━━ AVAILABLE DATA ━━

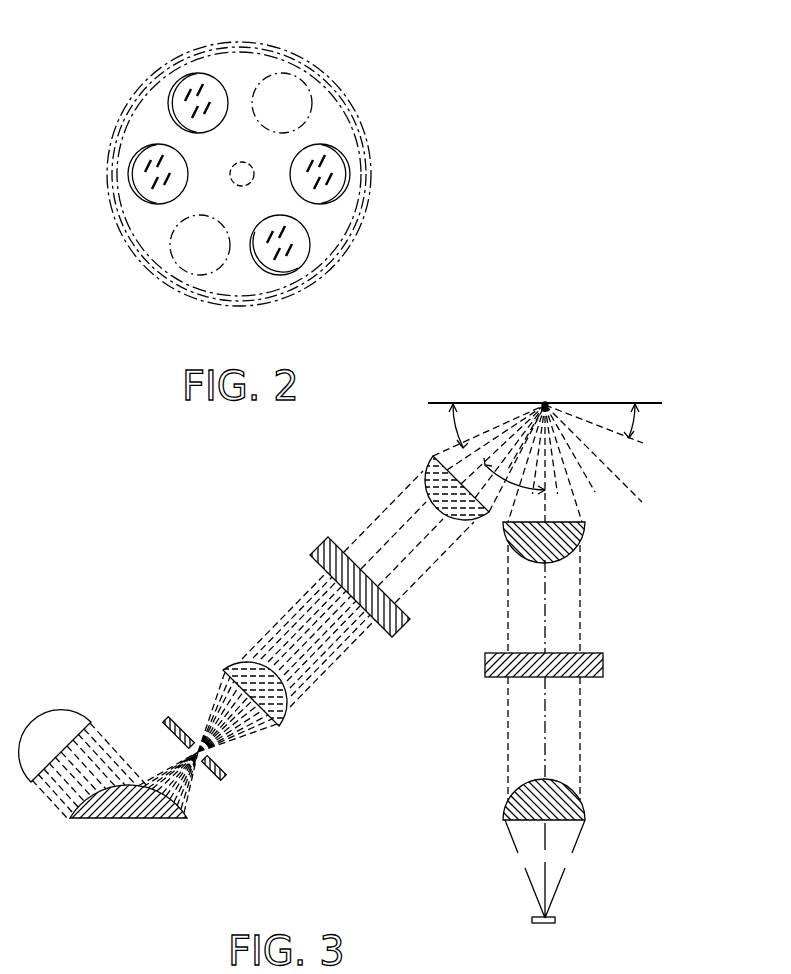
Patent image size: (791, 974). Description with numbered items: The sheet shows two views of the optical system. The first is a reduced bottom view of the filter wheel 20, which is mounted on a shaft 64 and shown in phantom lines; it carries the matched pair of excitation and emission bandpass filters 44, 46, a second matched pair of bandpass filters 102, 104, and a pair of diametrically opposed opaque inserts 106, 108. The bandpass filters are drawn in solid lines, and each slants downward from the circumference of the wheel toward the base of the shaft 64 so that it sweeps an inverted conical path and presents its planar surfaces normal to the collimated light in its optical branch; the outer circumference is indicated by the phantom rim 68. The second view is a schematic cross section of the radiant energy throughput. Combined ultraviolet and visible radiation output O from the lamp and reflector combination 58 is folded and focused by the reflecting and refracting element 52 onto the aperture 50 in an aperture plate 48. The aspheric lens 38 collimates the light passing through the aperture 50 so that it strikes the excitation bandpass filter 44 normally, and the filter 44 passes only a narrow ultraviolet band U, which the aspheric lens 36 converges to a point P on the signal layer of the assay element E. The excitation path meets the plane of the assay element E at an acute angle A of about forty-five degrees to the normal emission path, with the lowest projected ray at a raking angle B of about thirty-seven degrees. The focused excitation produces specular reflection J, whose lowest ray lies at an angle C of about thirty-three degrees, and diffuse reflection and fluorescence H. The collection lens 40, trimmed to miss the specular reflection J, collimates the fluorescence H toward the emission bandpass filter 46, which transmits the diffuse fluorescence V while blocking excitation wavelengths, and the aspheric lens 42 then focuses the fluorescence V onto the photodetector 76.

In FIG. 2, the filter wheel 20 is at (345, 92).
In FIG. 2, the wheel rim 68 is at (233, 42).
In FIG. 2, the bandpass filter 104 is at (184, 90).
In FIG. 2, the opaque insert 108 is at (290, 86).
In FIG. 2, the excitation bandpass filter 44 is at (137, 172).
In FIG. 3, the excitation bandpass filter 44 is at (318, 548).
In FIG. 2, the emission bandpass filter 46 is at (337, 180).
In FIG. 3, the emission bandpass filter 46 is at (603, 675).
In FIG. 2, the shaft 64 is at (250, 170).
In FIG. 2, the opaque insert 106 is at (197, 257).
In FIG. 2, the bandpass filter 102 is at (292, 255).
In FIG. 3, the aspheric lens 36 is at (422, 480).
In FIG. 3, the aspheric lens 38 is at (284, 726).
In FIG. 3, the aspheric collection lens 40 is at (584, 550).
In FIG. 3, the aspheric lens 42 is at (586, 817).
In FIG. 3, the aperture plate 48 is at (218, 774).
In FIG. 3, the aperture 50 is at (197, 745).
In FIG. 3, the reflecting and refracting element 52 is at (138, 820).
In FIG. 3, the lamp and reflector combination 58 is at (22, 740).
In FIG. 3, the photodetector 76 is at (556, 918).
In FIG. 3, the focus point P is at (545, 403).
In FIG. 3, the assay element E is at (598, 403).
In FIG. 3, the acute angle A is at (512, 488).
In FIG. 3, the raking angle B is at (456, 425).
In FIG. 3, the angle of lowest specularly reflected ray C is at (634, 422).
In FIG. 3, the specular reflection J is at (627, 482).
In FIG. 3, the filtered excitation radiation U is at (380, 512).
In FIG. 3, the diffuse reflection and fluorescence H is at (580, 612).
In FIG. 3, the diffuse fluorescence V is at (580, 740).
In FIG. 3, the radiation output O is at (118, 758).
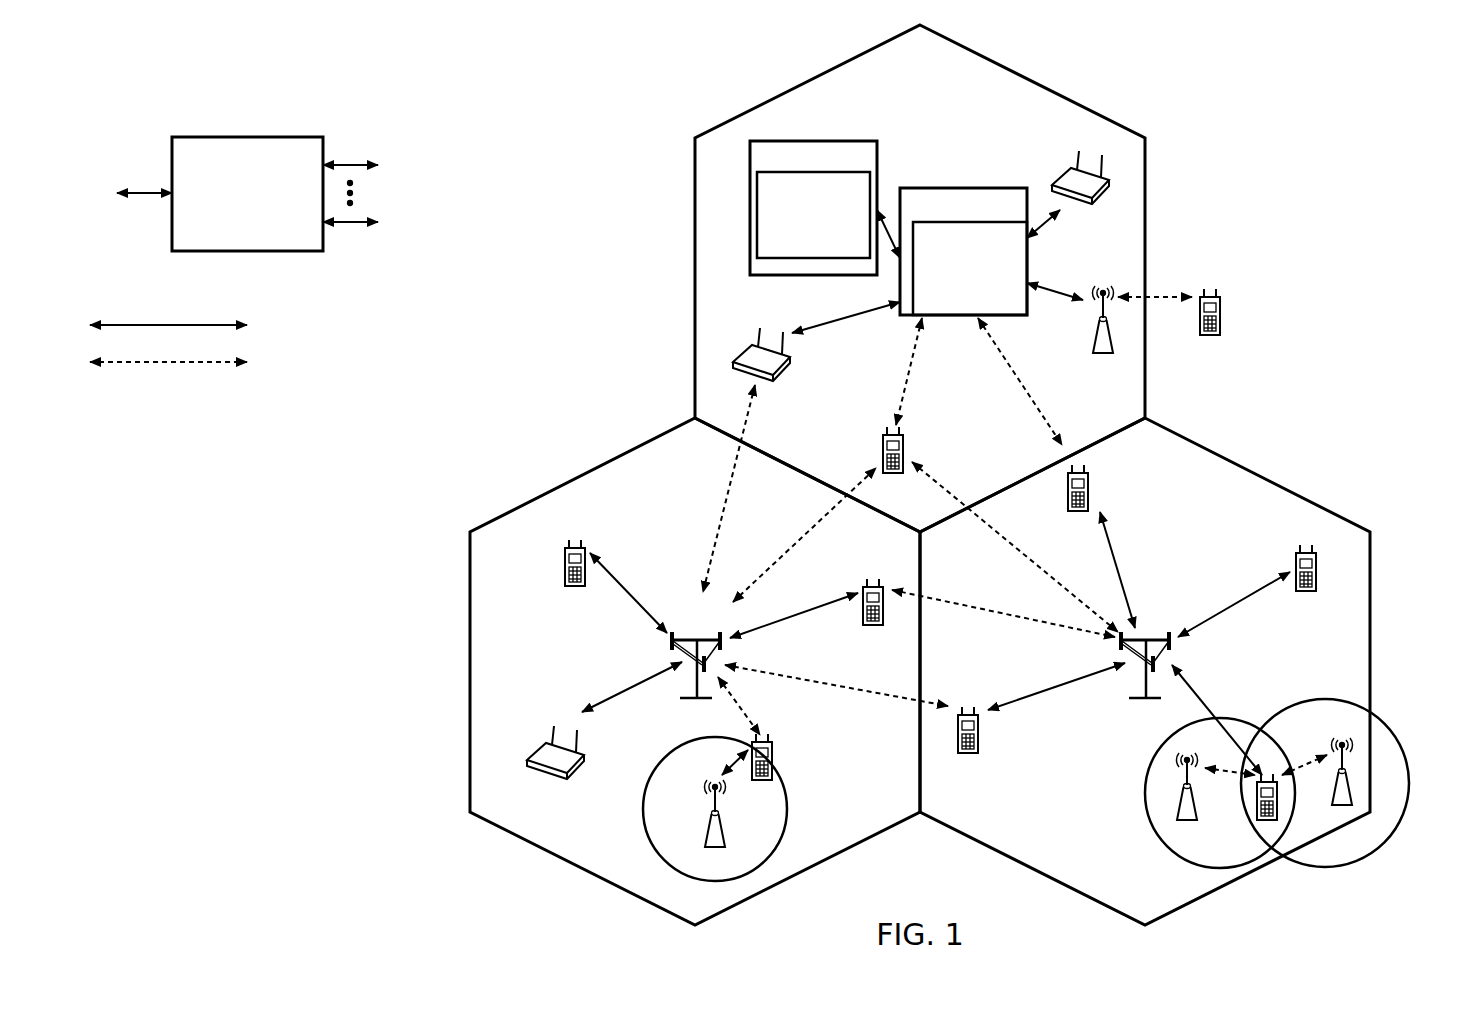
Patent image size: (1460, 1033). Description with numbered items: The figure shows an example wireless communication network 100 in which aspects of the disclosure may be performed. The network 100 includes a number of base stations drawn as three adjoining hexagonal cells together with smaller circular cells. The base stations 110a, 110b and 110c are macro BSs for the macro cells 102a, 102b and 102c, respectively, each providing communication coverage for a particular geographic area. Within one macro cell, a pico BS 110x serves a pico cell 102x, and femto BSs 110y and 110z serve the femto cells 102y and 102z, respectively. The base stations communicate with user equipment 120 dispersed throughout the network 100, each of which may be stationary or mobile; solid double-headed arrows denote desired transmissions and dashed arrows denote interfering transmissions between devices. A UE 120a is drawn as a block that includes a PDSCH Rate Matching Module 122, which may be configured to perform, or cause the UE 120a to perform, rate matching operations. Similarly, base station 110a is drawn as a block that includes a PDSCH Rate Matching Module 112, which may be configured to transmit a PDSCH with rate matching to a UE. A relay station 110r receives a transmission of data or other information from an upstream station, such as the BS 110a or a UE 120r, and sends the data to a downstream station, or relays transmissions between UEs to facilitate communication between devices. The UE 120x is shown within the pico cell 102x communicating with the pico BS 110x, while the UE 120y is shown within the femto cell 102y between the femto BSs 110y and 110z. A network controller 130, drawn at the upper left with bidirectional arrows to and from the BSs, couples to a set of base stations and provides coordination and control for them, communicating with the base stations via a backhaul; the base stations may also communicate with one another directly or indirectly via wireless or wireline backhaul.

The wireless communication network 100 is at (1298, 97).
The macro cell 102a is at (1035, 84).
The macro cell 102b is at (583, 475).
The macro cell 102c is at (1258, 474).
The pico cell 102x is at (667, 754).
The femto cell 102y is at (1152, 762).
The femto cell 102z is at (1317, 700).
The base station 110a is at (948, 253).
The base station 110b is at (697, 635).
The base station 110c is at (1146, 635).
The relay station 110r is at (1094, 338).
The pico base station 110x is at (726, 845).
The femto base station 110y is at (1197, 812).
The femto base station 110z is at (1352, 797).
The PDSCH Rate Matching Module 112 is at (922, 314).
The user equipment 120 is at (885, 447).
The user equipment 120a is at (790, 191).
The user equipment 120r is at (1222, 333).
The user equipment 120x is at (775, 757).
The user equipment 120y is at (1257, 815).
The PDSCH Rate Matching Module 122 is at (757, 240).
The network controller 130 is at (245, 137).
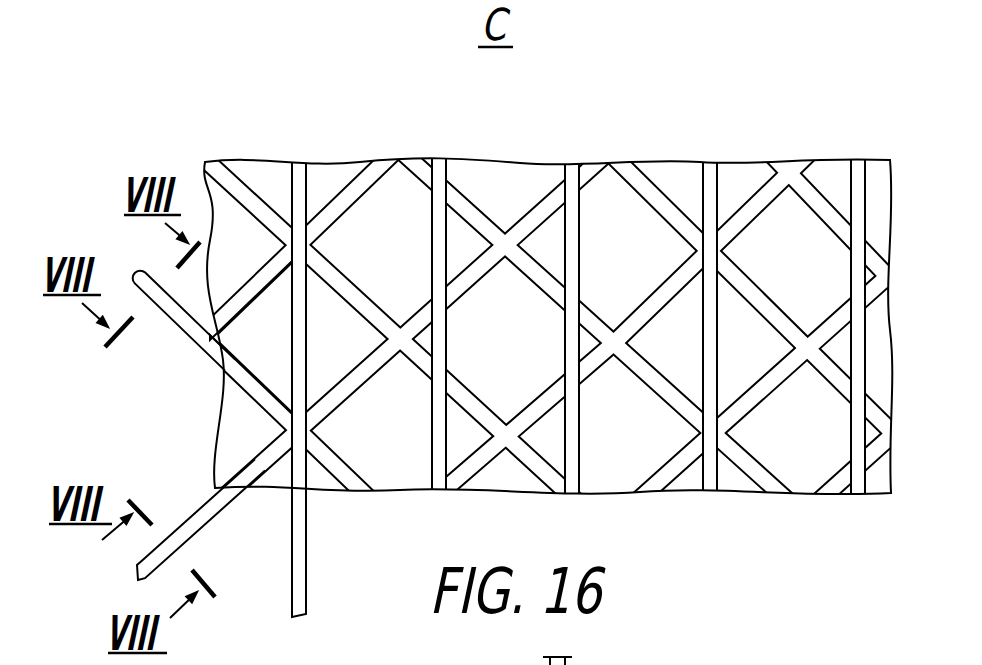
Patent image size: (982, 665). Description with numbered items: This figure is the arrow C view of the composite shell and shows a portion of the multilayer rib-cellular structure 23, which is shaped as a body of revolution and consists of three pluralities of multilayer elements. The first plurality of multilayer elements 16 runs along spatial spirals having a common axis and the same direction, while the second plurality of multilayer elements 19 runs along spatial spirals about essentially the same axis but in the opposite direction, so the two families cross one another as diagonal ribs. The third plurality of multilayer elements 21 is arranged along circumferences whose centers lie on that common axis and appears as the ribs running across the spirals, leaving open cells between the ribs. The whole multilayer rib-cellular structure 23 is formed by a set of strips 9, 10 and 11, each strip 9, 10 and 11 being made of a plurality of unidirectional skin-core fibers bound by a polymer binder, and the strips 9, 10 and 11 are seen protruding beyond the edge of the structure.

The strip 9 is at (153, 557).
The strip 10 is at (138, 275).
The strip 11 is at (300, 605).
The first plurality of multilayer elements 16 is at (667, 287).
The second plurality of multilayer elements 19 is at (675, 395).
The third plurality of multilayer elements 21 is at (432, 213).
The multilayer rib-cellular structure 23 is at (265, 350).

━━━

[DIRECTIONS FOR THIS TASK]
With the pictures left out, return all the material above exactly.

[COMPLETED EXERCISE]
Patent image size: (791, 974). Description with numbered items: The sheet shows two views of the optical system. The first is a reduced bottom view of the filter wheel 20, which is mounted on a shaft 64 and shown in phantom lines; it carries the matched pair of excitation and emission bandpass filters 44, 46, a second matched pair of bandpass filters 102, 104, and a pair of diametrically opposed opaque inserts 106, 108. The bandpass filters are drawn in solid lines, and each slants downward from the circumference of the wheel toward the base of the shaft 64 so that it sweeps an inverted conical path and presents its planar surfaces normal to the collimated light in its optical branch; the outer circumference is indicated by the phantom rim 68. The second view is a schematic cross section of the radiant energy throughput. Combined ultraviolet and visible radiation output O from the lamp and reflector combination 58 is folded and focused by the reflecting and refracting element 52 onto the aperture 50 in an aperture plate 48. The aspheric lens 38 collimates the light passing through the aperture 50 so that it strikes the excitation bandpass filter 44 normally, and the filter 44 passes only a narrow ultraviolet band U, which the aspheric lens 36 converges to a point P on the signal layer of the assay element E. The excitation path meets the plane of the assay element E at an acute angle A of about forty-five degrees to the normal emission path, with the lowest projected ray at a raking angle B of about thirty-seven degrees. The focused excitation produces specular reflection J, whose lowest ray lies at an angle C of about thirty-three degrees, and diffuse reflection and fluorescence H. The collection lens 40, trimmed to miss the specular reflection J, collimates the fluorescence H toward the emission bandpass filter 46, which transmits the diffuse fluorescence V while blocking excitation wavelengths, and the aspheric lens 42 then focuses the fluorescence V onto the photodetector 76.

In FIG. 2, the filter wheel 20 is at (345, 92).
In FIG. 2, the wheel rim 68 is at (233, 42).
In FIG. 2, the bandpass filter 104 is at (184, 90).
In FIG. 2, the opaque insert 108 is at (290, 86).
In FIG. 2, the excitation bandpass filter 44 is at (137, 172).
In FIG. 3, the excitation bandpass filter 44 is at (318, 548).
In FIG. 2, the emission bandpass filter 46 is at (337, 180).
In FIG. 3, the emission bandpass filter 46 is at (603, 675).
In FIG. 2, the shaft 64 is at (250, 170).
In FIG. 2, the opaque insert 106 is at (197, 257).
In FIG. 2, the bandpass filter 102 is at (292, 255).
In FIG. 3, the aspheric lens 36 is at (422, 480).
In FIG. 3, the aspheric lens 38 is at (284, 726).
In FIG. 3, the aspheric collection lens 40 is at (584, 550).
In FIG. 3, the aspheric lens 42 is at (586, 817).
In FIG. 3, the aperture plate 48 is at (218, 774).
In FIG. 3, the aperture 50 is at (197, 745).
In FIG. 3, the reflecting and refracting element 52 is at (138, 820).
In FIG. 3, the lamp and reflector combination 58 is at (22, 740).
In FIG. 3, the photodetector 76 is at (556, 918).
In FIG. 3, the focus point P is at (545, 403).
In FIG. 3, the assay element E is at (598, 403).
In FIG. 3, the acute angle A is at (512, 488).
In FIG. 3, the raking angle B is at (456, 425).
In FIG. 3, the angle of lowest specularly reflected ray C is at (634, 422).
In FIG. 3, the specular reflection J is at (627, 482).
In FIG. 3, the filtered excitation radiation U is at (380, 512).
In FIG. 3, the diffuse reflection and fluorescence H is at (580, 612).
In FIG. 3, the diffuse fluorescence V is at (580, 740).
In FIG. 3, the radiation output O is at (118, 758).
Patent image size: (1460, 1033). Description with numbered items: The figure shows an example wireless communication network 100 in which aspects of the disclosure may be performed. The network 100 includes a number of base stations drawn as three adjoining hexagonal cells together with smaller circular cells. The base stations 110a, 110b and 110c are macro BSs for the macro cells 102a, 102b and 102c, respectively, each providing communication coverage for a particular geographic area. Within one macro cell, a pico BS 110x serves a pico cell 102x, and femto BSs 110y and 110z serve the femto cells 102y and 102z, respectively. The base stations communicate with user equipment 120 dispersed throughout the network 100, each of which may be stationary or mobile; solid double-headed arrows denote desired transmissions and dashed arrows denote interfering transmissions between devices. A UE 120a is drawn as a block that includes a PDSCH Rate Matching Module 122, which may be configured to perform, or cause the UE 120a to perform, rate matching operations. Similarly, base station 110a is drawn as a block that includes a PDSCH Rate Matching Module 112, which may be configured to transmit a PDSCH with rate matching to a UE. A relay station 110r receives a transmission of data or other information from an upstream station, such as the BS 110a or a UE 120r, and sends the data to a downstream station, or relays transmissions between UEs to facilitate communication between devices. The UE 120x is shown within the pico cell 102x communicating with the pico BS 110x, while the UE 120y is shown within the femto cell 102y between the femto BSs 110y and 110z. A network controller 130, drawn at the upper left with bidirectional arrows to and from the BSs, couples to a set of base stations and provides coordination and control for them, communicating with the base stations via a backhaul; the base stations may also communicate with one another directly or indirectly via wireless or wireline backhaul.

The wireless communication network 100 is at (1298, 97).
The macro cell 102a is at (1035, 84).
The macro cell 102b is at (583, 475).
The macro cell 102c is at (1258, 474).
The pico cell 102x is at (667, 754).
The femto cell 102y is at (1152, 762).
The femto cell 102z is at (1317, 700).
The base station 110a is at (948, 253).
The base station 110b is at (697, 635).
The base station 110c is at (1146, 635).
The relay station 110r is at (1094, 338).
The pico base station 110x is at (726, 845).
The femto base station 110y is at (1197, 812).
The femto base station 110z is at (1352, 797).
The PDSCH Rate Matching Module 112 is at (922, 314).
The user equipment 120 is at (885, 447).
The user equipment 120a is at (790, 191).
The user equipment 120r is at (1222, 333).
The user equipment 120x is at (775, 757).
The user equipment 120y is at (1257, 815).
The PDSCH Rate Matching Module 122 is at (757, 240).
The network controller 130 is at (245, 137).
Patent image size: (982, 665). Description with numbered items: This figure is the arrow C view of the composite shell and shows a portion of the multilayer rib-cellular structure 23, which is shaped as a body of revolution and consists of three pluralities of multilayer elements. The first plurality of multilayer elements 16 runs along spatial spirals having a common axis and the same direction, while the second plurality of multilayer elements 19 runs along spatial spirals about essentially the same axis but in the opposite direction, so the two families cross one another as diagonal ribs. The third plurality of multilayer elements 21 is arranged along circumferences whose centers lie on that common axis and appears as the ribs running across the spirals, leaving open cells between the ribs. The whole multilayer rib-cellular structure 23 is formed by a set of strips 9, 10 and 11, each strip 9, 10 and 11 being made of a plurality of unidirectional skin-core fibers bound by a polymer binder, and the strips 9, 10 and 11 are seen protruding beyond the edge of the structure.

The strip 9 is at (153, 557).
The strip 10 is at (138, 275).
The strip 11 is at (300, 605).
The first plurality of multilayer elements 16 is at (667, 287).
The second plurality of multilayer elements 19 is at (675, 395).
The third plurality of multilayer elements 21 is at (432, 213).
The multilayer rib-cellular structure 23 is at (265, 350).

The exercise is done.